Stated problem>
Copy each entry as it stands, leaving nothing out.

The input>
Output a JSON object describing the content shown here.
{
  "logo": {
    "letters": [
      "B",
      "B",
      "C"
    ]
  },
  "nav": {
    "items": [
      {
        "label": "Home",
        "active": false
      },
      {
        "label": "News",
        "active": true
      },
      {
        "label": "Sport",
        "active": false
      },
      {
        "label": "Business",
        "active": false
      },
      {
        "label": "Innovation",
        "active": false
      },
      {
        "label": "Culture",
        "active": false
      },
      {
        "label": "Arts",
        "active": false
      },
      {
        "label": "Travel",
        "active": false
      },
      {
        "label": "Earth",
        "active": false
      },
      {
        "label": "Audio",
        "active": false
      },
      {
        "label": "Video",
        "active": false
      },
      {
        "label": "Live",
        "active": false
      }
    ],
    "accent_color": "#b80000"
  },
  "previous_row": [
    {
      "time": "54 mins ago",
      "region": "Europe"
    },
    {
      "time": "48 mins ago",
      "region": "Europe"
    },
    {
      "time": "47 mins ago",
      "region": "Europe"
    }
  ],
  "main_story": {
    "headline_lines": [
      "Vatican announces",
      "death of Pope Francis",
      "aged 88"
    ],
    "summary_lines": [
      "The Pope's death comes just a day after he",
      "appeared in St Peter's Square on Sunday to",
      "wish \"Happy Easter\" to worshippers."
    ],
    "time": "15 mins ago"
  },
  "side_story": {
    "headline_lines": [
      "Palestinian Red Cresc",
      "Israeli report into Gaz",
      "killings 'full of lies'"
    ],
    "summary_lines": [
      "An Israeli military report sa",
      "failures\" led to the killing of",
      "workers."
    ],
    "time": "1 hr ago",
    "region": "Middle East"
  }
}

Result below>
Output a JSON object describing the content shown here.
{
  "logo": {
    "letters": [
      "B",
      "B",
      "C"
    ]
  },
  "nav": {
    "items": [
      {
        "label": "Home",
        "active": false
      },
      {
        "label": "News",
        "active": true
      },
      {
        "label": "Sport",
        "active": false
      },
      {
        "label": "Business",
        "active": false
      },
      {
        "label": "Innovation",
        "active": false
      },
      {
        "label": "Culture",
        "active": false
      },
      {
        "label": "Arts",
        "active": false
      },
      {
        "label": "Travel",
        "active": false
      },
      {
        "label": "Earth",
        "active": false
      },
      {
        "label": "Audio",
        "active": false
      },
      {
        "label": "Video",
        "active": false
      },
      {
        "label": "Live",
        "active": false
      }
    ],
    "accent_color": "#b80000"
  },
  "previous_row": [
    {
      "time": "54 mins ago",
      "region": "Europe"
    },
    {
      "time": "48 mins ago",
      "region": "Europe"
    },
    {
      "time": "47 mins ago",
      "region": "Europe"
    }
  ],
  "main_story": {
    "headline_lines": [
      "Vatican announces",
      "death of Pope Francis",
      "aged 88"
    ],
    "summary_lines": [
      "The Pope's death comes just a day after he",
      "appeared in St Peter's Square on Sunday to",
      "wish \"Happy Easter\" to worshippers."
    ],
    "time": "15 mins ago"
  },
  "side_story": {
    "headline_lines": [
      "Palestinian Red Cresc",
      "Israeli report into Gaz",
      "killings 'full of lies'"
    ],
    "summary_lines": [
      "An Israeli military report sa",
      "failures\" led to the killing of",
      "workers."
    ],
    "time": "1 hr ago",
    "region": "Middle East"
  }
}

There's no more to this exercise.